*** Block opens ***
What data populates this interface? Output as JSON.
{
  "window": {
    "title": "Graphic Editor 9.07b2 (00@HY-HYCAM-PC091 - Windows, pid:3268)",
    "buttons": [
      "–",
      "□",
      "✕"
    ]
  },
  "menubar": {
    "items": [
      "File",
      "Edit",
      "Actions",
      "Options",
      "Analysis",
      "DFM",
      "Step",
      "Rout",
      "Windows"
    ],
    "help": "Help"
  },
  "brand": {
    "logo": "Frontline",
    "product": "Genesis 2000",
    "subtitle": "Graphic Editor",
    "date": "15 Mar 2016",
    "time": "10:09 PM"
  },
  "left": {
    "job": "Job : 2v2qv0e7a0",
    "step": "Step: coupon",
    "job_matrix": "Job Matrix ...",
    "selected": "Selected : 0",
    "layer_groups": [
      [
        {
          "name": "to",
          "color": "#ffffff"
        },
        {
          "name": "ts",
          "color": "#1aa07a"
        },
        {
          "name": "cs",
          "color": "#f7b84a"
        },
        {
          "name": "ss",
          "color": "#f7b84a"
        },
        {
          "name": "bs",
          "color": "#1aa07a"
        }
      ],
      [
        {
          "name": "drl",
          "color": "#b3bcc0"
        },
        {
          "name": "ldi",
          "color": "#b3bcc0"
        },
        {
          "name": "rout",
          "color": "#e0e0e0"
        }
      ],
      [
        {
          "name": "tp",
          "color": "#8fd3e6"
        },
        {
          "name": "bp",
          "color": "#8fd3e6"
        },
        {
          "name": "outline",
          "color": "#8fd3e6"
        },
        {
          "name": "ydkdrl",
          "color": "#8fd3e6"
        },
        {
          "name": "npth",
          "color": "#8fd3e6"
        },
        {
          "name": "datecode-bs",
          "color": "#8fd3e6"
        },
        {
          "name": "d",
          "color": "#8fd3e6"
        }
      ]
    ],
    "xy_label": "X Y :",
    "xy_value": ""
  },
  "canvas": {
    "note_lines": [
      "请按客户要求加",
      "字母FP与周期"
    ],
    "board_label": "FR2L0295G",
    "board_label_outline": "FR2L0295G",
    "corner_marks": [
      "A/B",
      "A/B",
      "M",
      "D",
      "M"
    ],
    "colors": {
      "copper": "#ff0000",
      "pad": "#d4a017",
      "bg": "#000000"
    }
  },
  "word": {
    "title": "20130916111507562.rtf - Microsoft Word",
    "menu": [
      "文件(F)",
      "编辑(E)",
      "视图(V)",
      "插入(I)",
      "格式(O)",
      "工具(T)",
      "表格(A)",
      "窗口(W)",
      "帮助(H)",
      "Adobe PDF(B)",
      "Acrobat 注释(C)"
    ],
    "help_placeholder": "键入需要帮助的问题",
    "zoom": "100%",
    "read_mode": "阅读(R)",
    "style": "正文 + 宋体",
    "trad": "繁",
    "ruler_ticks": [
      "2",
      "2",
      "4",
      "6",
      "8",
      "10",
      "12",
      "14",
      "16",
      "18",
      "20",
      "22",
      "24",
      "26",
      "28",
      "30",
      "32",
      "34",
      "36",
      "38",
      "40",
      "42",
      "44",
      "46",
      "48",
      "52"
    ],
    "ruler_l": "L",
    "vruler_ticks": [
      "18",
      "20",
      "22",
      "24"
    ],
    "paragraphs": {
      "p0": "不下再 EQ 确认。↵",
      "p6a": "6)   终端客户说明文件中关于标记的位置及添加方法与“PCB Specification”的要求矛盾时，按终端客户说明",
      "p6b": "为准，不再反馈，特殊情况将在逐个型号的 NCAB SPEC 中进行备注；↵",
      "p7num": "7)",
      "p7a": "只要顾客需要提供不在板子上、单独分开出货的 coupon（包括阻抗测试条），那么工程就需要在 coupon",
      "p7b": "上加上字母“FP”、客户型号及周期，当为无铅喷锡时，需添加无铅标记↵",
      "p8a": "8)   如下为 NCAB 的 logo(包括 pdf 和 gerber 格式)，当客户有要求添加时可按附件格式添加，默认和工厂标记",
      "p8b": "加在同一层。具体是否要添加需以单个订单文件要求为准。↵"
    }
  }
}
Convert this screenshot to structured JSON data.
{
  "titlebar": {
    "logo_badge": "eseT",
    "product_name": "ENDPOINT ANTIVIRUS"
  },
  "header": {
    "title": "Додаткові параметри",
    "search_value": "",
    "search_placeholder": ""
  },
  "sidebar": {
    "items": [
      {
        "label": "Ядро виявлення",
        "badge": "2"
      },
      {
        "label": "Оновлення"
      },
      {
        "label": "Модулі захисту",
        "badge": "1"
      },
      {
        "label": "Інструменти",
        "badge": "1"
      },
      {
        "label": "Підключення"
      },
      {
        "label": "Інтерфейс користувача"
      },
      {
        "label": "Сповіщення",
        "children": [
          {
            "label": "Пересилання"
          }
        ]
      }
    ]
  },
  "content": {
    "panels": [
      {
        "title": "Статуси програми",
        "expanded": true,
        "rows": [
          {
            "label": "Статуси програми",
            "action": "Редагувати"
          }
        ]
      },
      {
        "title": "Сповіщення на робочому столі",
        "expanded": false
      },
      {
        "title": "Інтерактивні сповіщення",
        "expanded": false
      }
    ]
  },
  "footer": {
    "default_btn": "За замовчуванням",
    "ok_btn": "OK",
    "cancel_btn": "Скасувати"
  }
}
*** Block closes ***
TASK PROMPT: At the line with "Convert this screenshot", begin reproducing the material above exactly, and continue through its last line.

RESPONSE AREA:
Convert this screenshot to structured JSON data.
{
  "titlebar": {
    "logo_badge": "eseT",
    "product_name": "ENDPOINT ANTIVIRUS"
  },
  "header": {
    "title": "Додаткові параметри",
    "search_value": "",
    "search_placeholder": ""
  },
  "sidebar": {
    "items": [
      {
        "label": "Ядро виявлення",
        "badge": "2"
      },
      {
        "label": "Оновлення"
      },
      {
        "label": "Модулі захисту",
        "badge": "1"
      },
      {
        "label": "Інструменти",
        "badge": "1"
      },
      {
        "label": "Підключення"
      },
      {
        "label": "Інтерфейс користувача"
      },
      {
        "label": "Сповіщення",
        "children": [
          {
            "label": "Пересилання"
          }
        ]
      }
    ]
  },
  "content": {
    "panels": [
      {
        "title": "Статуси програми",
        "expanded": true,
        "rows": [
          {
            "label": "Статуси програми",
            "action": "Редагувати"
          }
        ]
      },
      {
        "title": "Сповіщення на робочому столі",
        "expanded": false
      },
      {
        "title": "Інтерактивні сповіщення",
        "expanded": false
      }
    ]
  },
  "footer": {
    "default_btn": "За замовчуванням",
    "ok_btn": "OK",
    "cancel_btn": "Скасувати"
  }
}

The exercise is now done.